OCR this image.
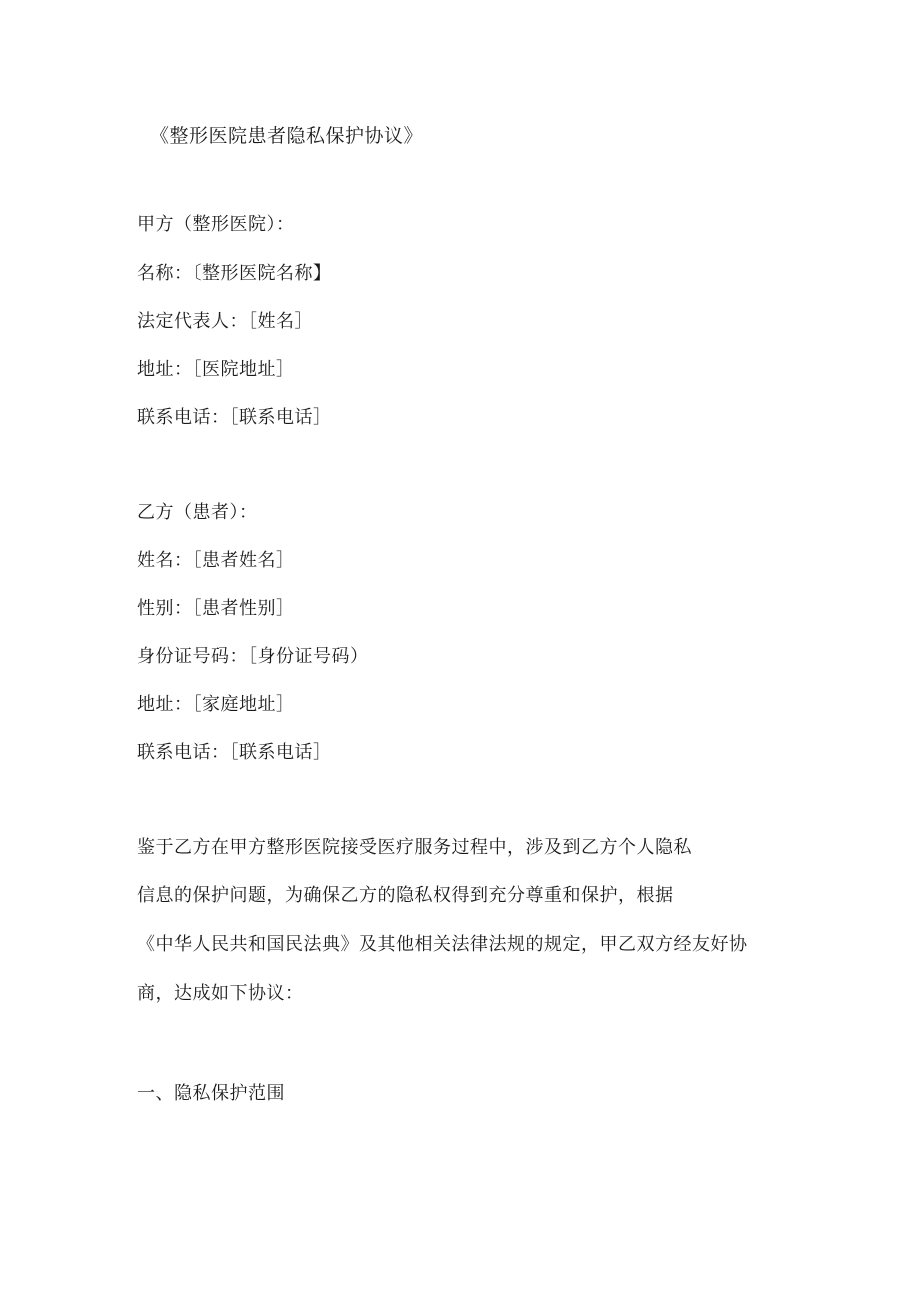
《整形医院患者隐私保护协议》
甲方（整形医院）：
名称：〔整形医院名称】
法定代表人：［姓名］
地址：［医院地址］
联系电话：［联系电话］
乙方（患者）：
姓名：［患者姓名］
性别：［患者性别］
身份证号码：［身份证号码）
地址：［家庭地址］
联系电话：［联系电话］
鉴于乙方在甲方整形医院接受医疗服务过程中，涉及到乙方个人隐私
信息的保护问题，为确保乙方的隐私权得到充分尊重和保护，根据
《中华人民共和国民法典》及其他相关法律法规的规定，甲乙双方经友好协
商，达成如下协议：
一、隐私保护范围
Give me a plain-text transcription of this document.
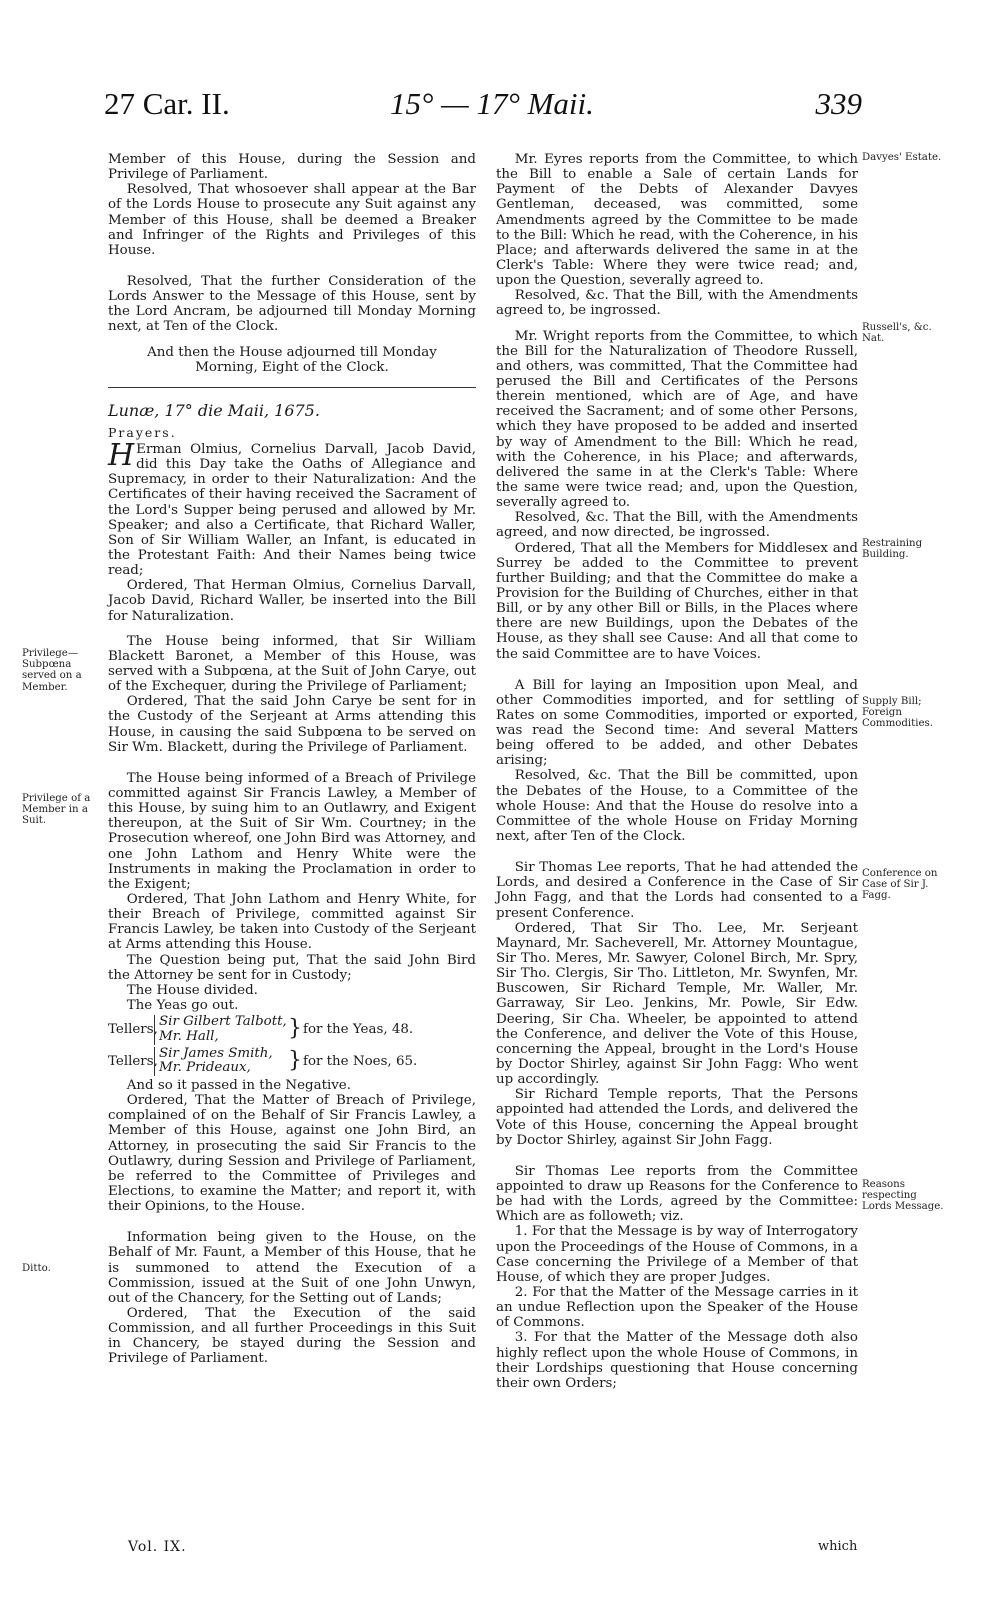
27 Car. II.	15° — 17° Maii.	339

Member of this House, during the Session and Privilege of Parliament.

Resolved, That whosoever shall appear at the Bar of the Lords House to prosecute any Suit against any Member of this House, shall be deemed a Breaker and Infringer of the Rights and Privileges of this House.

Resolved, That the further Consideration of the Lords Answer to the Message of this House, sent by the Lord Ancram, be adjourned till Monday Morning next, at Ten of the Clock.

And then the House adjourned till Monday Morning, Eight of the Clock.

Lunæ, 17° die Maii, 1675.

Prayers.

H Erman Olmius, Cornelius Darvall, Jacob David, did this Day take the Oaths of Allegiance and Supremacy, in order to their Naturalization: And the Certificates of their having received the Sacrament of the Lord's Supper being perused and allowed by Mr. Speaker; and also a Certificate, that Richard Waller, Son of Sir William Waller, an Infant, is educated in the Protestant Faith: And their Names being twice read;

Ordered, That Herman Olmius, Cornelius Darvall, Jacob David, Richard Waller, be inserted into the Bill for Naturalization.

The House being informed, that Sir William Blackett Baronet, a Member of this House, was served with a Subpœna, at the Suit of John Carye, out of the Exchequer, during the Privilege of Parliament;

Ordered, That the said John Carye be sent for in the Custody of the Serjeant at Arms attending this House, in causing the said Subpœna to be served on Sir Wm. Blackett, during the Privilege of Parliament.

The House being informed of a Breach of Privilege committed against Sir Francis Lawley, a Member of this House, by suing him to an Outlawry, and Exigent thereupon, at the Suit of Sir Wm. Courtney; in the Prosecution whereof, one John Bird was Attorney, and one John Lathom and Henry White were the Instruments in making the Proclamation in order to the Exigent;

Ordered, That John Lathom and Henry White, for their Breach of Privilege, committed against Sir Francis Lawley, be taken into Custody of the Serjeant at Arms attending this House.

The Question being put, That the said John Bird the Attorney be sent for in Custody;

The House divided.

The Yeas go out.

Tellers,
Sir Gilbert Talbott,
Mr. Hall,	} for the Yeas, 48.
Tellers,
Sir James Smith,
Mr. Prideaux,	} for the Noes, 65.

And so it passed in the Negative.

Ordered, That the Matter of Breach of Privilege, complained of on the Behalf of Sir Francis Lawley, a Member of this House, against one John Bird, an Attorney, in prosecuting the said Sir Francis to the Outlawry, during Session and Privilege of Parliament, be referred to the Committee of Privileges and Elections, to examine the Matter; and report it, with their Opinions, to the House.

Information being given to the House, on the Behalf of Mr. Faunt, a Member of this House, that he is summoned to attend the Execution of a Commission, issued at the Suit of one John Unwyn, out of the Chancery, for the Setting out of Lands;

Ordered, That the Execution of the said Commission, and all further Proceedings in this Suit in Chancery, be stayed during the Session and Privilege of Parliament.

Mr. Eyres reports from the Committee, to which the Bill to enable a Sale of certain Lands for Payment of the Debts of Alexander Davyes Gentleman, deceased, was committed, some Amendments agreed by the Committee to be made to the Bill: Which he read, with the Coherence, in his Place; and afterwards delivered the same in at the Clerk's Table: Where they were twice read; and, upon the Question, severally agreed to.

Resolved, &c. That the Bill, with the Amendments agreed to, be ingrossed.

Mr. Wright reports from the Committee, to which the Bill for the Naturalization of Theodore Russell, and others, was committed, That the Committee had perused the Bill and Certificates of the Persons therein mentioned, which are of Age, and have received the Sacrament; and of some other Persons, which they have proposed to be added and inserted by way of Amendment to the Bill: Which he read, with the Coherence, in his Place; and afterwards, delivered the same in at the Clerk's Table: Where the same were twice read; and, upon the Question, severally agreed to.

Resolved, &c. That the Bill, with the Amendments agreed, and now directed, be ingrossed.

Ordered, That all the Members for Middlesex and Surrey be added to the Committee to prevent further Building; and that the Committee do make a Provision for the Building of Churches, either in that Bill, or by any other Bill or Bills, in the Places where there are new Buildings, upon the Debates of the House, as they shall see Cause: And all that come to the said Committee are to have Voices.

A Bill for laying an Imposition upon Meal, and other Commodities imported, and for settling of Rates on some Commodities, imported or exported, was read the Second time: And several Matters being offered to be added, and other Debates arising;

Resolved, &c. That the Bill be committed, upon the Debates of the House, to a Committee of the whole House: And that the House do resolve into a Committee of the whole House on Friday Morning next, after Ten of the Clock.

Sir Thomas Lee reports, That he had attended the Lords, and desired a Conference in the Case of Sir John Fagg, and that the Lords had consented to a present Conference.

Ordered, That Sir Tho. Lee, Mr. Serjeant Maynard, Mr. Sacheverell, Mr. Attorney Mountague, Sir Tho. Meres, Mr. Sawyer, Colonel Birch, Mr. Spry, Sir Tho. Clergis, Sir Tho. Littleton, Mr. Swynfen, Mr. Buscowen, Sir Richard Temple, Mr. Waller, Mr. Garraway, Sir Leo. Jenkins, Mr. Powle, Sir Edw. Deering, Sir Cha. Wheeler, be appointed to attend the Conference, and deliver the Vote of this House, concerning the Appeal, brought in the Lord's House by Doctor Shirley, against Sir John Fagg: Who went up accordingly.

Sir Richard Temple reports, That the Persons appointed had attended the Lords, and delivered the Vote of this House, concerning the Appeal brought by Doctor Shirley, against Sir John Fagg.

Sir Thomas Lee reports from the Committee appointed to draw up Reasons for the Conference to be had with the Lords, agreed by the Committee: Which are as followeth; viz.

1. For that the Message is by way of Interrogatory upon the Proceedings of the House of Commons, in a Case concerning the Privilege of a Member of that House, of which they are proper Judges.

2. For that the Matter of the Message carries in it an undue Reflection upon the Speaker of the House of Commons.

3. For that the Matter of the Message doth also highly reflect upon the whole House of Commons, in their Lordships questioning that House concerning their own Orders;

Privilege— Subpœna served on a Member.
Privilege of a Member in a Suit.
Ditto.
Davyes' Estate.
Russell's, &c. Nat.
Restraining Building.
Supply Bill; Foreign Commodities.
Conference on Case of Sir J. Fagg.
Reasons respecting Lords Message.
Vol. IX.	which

┄┄┄┄┄┄

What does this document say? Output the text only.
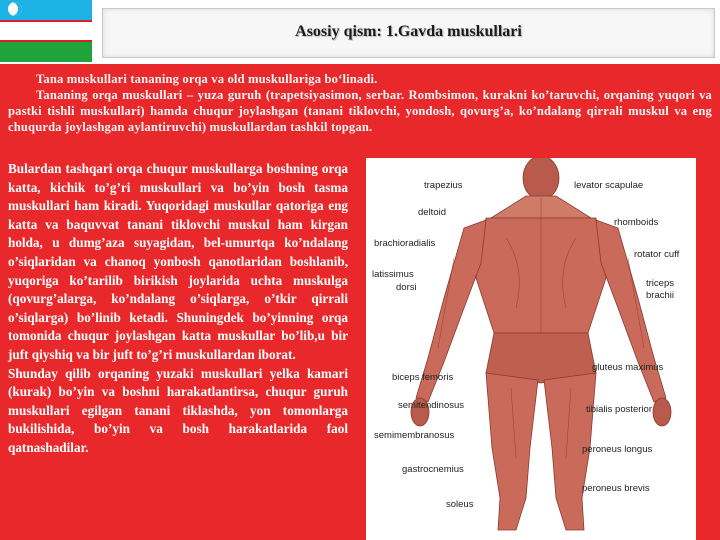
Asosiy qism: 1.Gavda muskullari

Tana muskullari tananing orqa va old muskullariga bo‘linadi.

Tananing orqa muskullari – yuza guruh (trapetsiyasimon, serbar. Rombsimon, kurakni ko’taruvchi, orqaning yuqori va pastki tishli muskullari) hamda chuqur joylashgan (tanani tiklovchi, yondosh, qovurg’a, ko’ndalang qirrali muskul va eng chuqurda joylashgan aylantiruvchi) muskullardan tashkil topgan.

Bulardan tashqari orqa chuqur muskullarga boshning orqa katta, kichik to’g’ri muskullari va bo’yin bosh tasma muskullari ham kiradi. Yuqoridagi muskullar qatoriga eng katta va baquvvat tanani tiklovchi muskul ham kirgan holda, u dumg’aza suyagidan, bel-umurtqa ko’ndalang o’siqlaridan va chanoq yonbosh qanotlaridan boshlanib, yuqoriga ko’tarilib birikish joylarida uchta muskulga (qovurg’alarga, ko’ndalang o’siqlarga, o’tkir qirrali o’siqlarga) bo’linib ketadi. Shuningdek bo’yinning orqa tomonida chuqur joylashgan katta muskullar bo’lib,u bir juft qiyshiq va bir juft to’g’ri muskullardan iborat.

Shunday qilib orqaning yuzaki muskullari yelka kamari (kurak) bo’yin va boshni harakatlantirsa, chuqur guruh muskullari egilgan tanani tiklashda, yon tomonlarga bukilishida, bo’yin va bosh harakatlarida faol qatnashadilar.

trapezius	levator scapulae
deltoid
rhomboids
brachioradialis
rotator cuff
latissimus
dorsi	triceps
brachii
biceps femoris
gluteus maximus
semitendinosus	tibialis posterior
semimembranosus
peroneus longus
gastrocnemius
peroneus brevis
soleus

┄┄┄┄┄┄

**Problem to solve**
Using the records above, gather all lines where the string "till" is present.

**Exercise answer**
Resolved, That the further Consideration of the Lords Answer to the Message of this House, sent by the Lord Ancram, be adjourned till Monday Morning next, at Ten of the Clock.
And then the House adjourned till Monday Morning, Eight of the Clock.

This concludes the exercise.